● **Short task**
Look through the lines of the material and count those containing "Balanced". Give that count alone.

Records that describe figures:
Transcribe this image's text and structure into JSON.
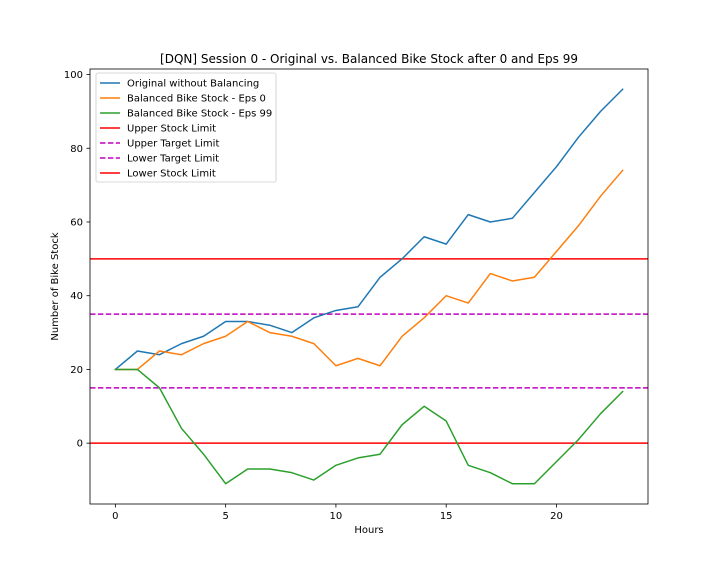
{
  "chart_data": {
    "type": "line",
    "title": "[DQN] Session 0 - Original vs. Balanced Bike Stock after 0 and Eps 99",
    "xlabel": "Hours",
    "ylabel": "Number of Bike Stock",
    "xlim": [
      -1.15,
      24.15
    ],
    "ylim": [
      -16.5,
      101.5
    ],
    "xticks": [
      0,
      5,
      10,
      15,
      20
    ],
    "yticks": [
      0,
      20,
      40,
      60,
      80,
      100
    ],
    "grid": false,
    "legend_position": "top-left",
    "x": [
      0,
      1,
      2,
      3,
      4,
      5,
      6,
      7,
      8,
      9,
      10,
      11,
      12,
      13,
      14,
      15,
      16,
      17,
      18,
      19,
      20,
      21,
      22,
      23
    ],
    "series": [
      {
        "name": "Original without Balancing",
        "color": "#1f77b4",
        "style": "solid",
        "values": [
          20,
          25,
          24,
          27,
          29,
          33,
          33,
          32,
          30,
          34,
          36,
          37,
          45,
          50,
          56,
          54,
          62,
          60,
          61,
          68,
          75,
          83,
          90,
          96
        ]
      },
      {
        "name": "Balanced Bike Stock - Eps 0",
        "color": "#ff7f0e",
        "style": "solid",
        "values": [
          20,
          20,
          25,
          24,
          27,
          29,
          33,
          30,
          29,
          27,
          21,
          23,
          21,
          29,
          34,
          40,
          38,
          46,
          44,
          45,
          52,
          59,
          67,
          74
        ]
      },
      {
        "name": "Balanced Bike Stock - Eps 99",
        "color": "#2ca02c",
        "style": "solid",
        "values": [
          20,
          20,
          15,
          4,
          -3,
          -11,
          -7,
          -7,
          -8,
          -10,
          -6,
          -4,
          -3,
          5,
          10,
          6,
          -6,
          -8,
          -11,
          -11,
          -5,
          1,
          8,
          14
        ]
      }
    ],
    "reference_lines": [
      {
        "name": "Upper Stock Limit",
        "value": 50,
        "color": "#ff0000",
        "style": "solid"
      },
      {
        "name": "Upper Target Limit",
        "value": 35,
        "color": "#bf00bf",
        "style": "dashed"
      },
      {
        "name": "Lower Target Limit",
        "value": 15,
        "color": "#bf00bf",
        "style": "dashed"
      },
      {
        "name": "Lower Stock Limit",
        "value": 0,
        "color": "#ff0000",
        "style": "solid"
      }
    ]
  }
}
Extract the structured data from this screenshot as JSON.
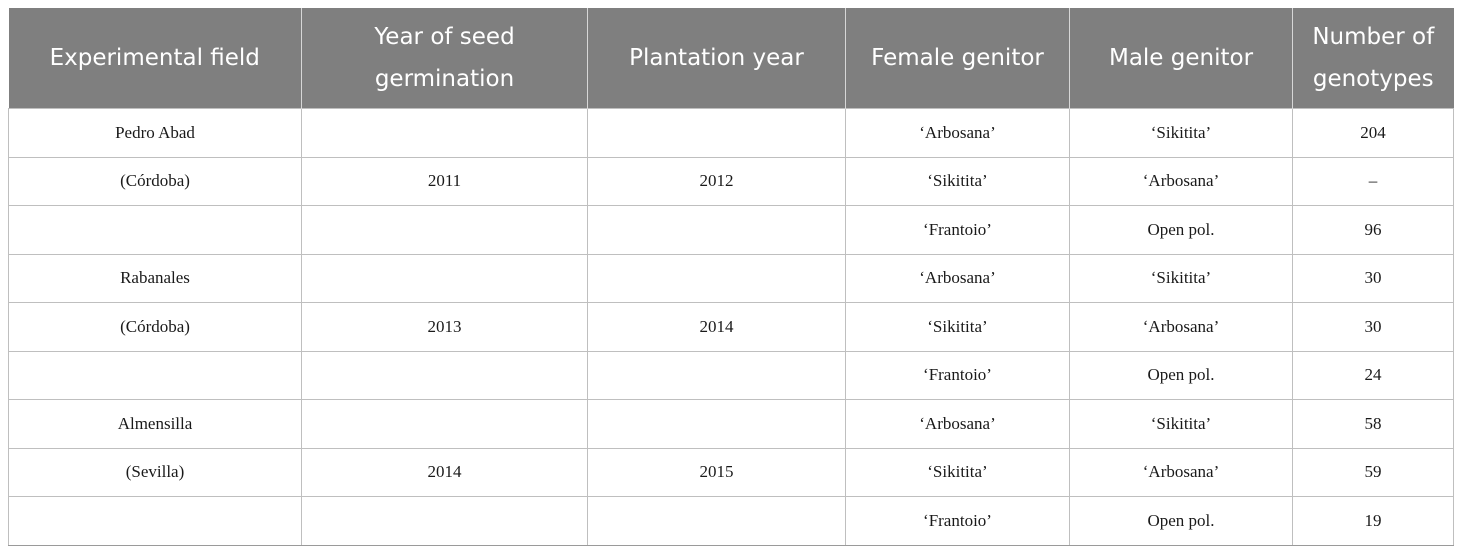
{
  "headers": [
    "Experimental field",
    "Year of seed germination",
    "Plantation year",
    "Female genitor",
    "Male genitor",
    "Number of genotypes"
  ],
  "rows": [
    [
      "Pedro Abad",
      "",
      "",
      "‘Arbosana’",
      "‘Sikitita’",
      "204"
    ],
    [
      "(Córdoba)",
      "2011",
      "2012",
      "‘Sikitita’",
      "‘Arbosana’",
      "–"
    ],
    [
      "",
      "",
      "",
      "‘Frantoio’",
      "Open pol.",
      "96"
    ],
    [
      "Rabanales",
      "",
      "",
      "‘Arbosana’",
      "‘Sikitita’",
      "30"
    ],
    [
      "(Córdoba)",
      "2013",
      "2014",
      "‘Sikitita’",
      "‘Arbosana’",
      "30"
    ],
    [
      "",
      "",
      "",
      "‘Frantoio’",
      "Open pol.",
      "24"
    ],
    [
      "Almensilla",
      "",
      "",
      "‘Arbosana’",
      "‘Sikitita’",
      "58"
    ],
    [
      "(Sevilla)",
      "2014",
      "2015",
      "‘Sikitita’",
      "‘Arbosana’",
      "59"
    ],
    [
      "",
      "",
      "",
      "‘Frantoio’",
      "Open pol.",
      "19"
    ]
  ]
}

● **Output below**
3